- STATED TASK:
Using the listing below, copy every line that mentions "name".

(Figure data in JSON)
********
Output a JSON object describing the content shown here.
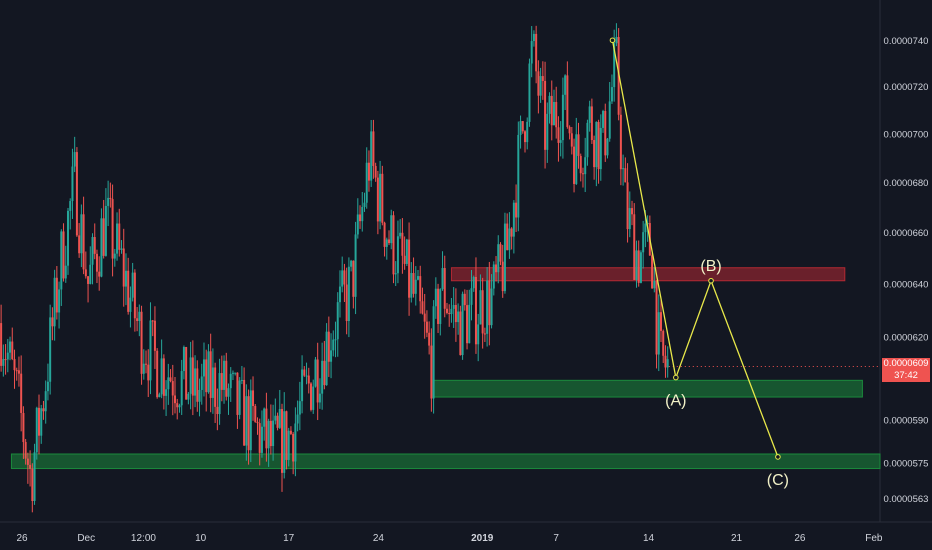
{
  "chart_data": {
    "type": "candlestick",
    "x_tick_labels": [
      "26",
      "Dec",
      "12:00",
      "10",
      "17",
      "24",
      "2019",
      "7",
      "14",
      "21",
      "26",
      "Feb"
    ],
    "y_tick_labels": [
      "0.0000740",
      "0.0000720",
      "0.0000700",
      "0.0000680",
      "0.0000660",
      "0.0000640",
      "0.0000620",
      "0.0000590",
      "0.0000575",
      "0.0000563"
    ],
    "y_ticks": [
      7.4e-05,
      7.2e-05,
      7e-05,
      6.8e-05,
      6.6e-05,
      6.4e-05,
      6.2e-05,
      5.9e-05,
      5.75e-05,
      5.63e-05
    ],
    "ylim": [
      5.55e-05,
      7.58e-05
    ],
    "current_price": {
      "label": "0.0000609",
      "countdown": "37:42",
      "value": 6.09e-05,
      "color": "#ef5350"
    },
    "colors": {
      "up": "#26a69a",
      "down": "#ef5350",
      "background": "#131722",
      "pattern": "#e8e84a"
    },
    "price_path": [
      [
        0,
        6.25e-05
      ],
      [
        0.02,
        5.98e-05
      ],
      [
        0.035,
        5.7e-05
      ],
      [
        0.05,
        6e-05
      ],
      [
        0.07,
        6.5e-05
      ],
      [
        0.085,
        6.8e-05
      ],
      [
        0.1,
        6.4e-05
      ],
      [
        0.12,
        6.65e-05
      ],
      [
        0.14,
        6.45e-05
      ],
      [
        0.16,
        6.2e-05
      ],
      [
        0.18,
        6.1e-05
      ],
      [
        0.2,
        6.05e-05
      ],
      [
        0.22,
        6e-05
      ],
      [
        0.25,
        6.03e-05
      ],
      [
        0.28,
        5.9e-05
      ],
      [
        0.31,
        5.8e-05
      ],
      [
        0.33,
        5.85e-05
      ],
      [
        0.355,
        6.05e-05
      ],
      [
        0.38,
        6.25e-05
      ],
      [
        0.4,
        6.4e-05
      ],
      [
        0.42,
        6.9e-05
      ],
      [
        0.44,
        6.6e-05
      ],
      [
        0.46,
        6.45e-05
      ],
      [
        0.475,
        6.3e-05
      ],
      [
        0.49,
        6.1e-05
      ],
      [
        0.5,
        6.4e-05
      ],
      [
        0.52,
        6.25e-05
      ],
      [
        0.54,
        6.3e-05
      ],
      [
        0.56,
        6.35e-05
      ],
      [
        0.575,
        6.5e-05
      ],
      [
        0.59,
        6.9e-05
      ],
      [
        0.605,
        7.35e-05
      ],
      [
        0.62,
        7e-05
      ],
      [
        0.64,
        7.15e-05
      ],
      [
        0.655,
        6.9e-05
      ],
      [
        0.67,
        7.05e-05
      ],
      [
        0.685,
        6.95e-05
      ],
      [
        0.7,
        7.3e-05
      ],
      [
        0.71,
        6.7e-05
      ],
      [
        0.725,
        6.5e-05
      ],
      [
        0.74,
        6.55e-05
      ],
      [
        0.75,
        6.1e-05
      ],
      [
        0.76,
        6.09e-05
      ]
    ],
    "zones": [
      {
        "name": "resistance",
        "top": 6.46e-05,
        "bottom": 6.41e-05,
        "x_start": 0.513,
        "x_end": 0.96,
        "color": "#b22833"
      },
      {
        "name": "support-1",
        "top": 6.04e-05,
        "bottom": 5.98e-05,
        "x_start": 0.492,
        "x_end": 0.98,
        "color": "#1b8a3c"
      },
      {
        "name": "support-2",
        "top": 5.78e-05,
        "bottom": 5.73e-05,
        "x_start": 0.013,
        "x_end": 1.0,
        "color": "#1b8a3c"
      }
    ],
    "pattern_labels": [
      "(A)",
      "(B)",
      "(C)"
    ],
    "pattern_points": [
      {
        "x": 0.696,
        "y": 7.4e-05
      },
      {
        "x": 0.768,
        "y": 6.05e-05,
        "label": "(A)"
      },
      {
        "x": 0.808,
        "y": 6.41e-05,
        "label": "(B)"
      },
      {
        "x": 0.884,
        "y": 5.77e-05,
        "label": "(C)"
      }
    ]
  }
}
********
- RESULT OF THE TASK:
        "name": "resistance",
        "name": "support-1",
        "name": "support-2",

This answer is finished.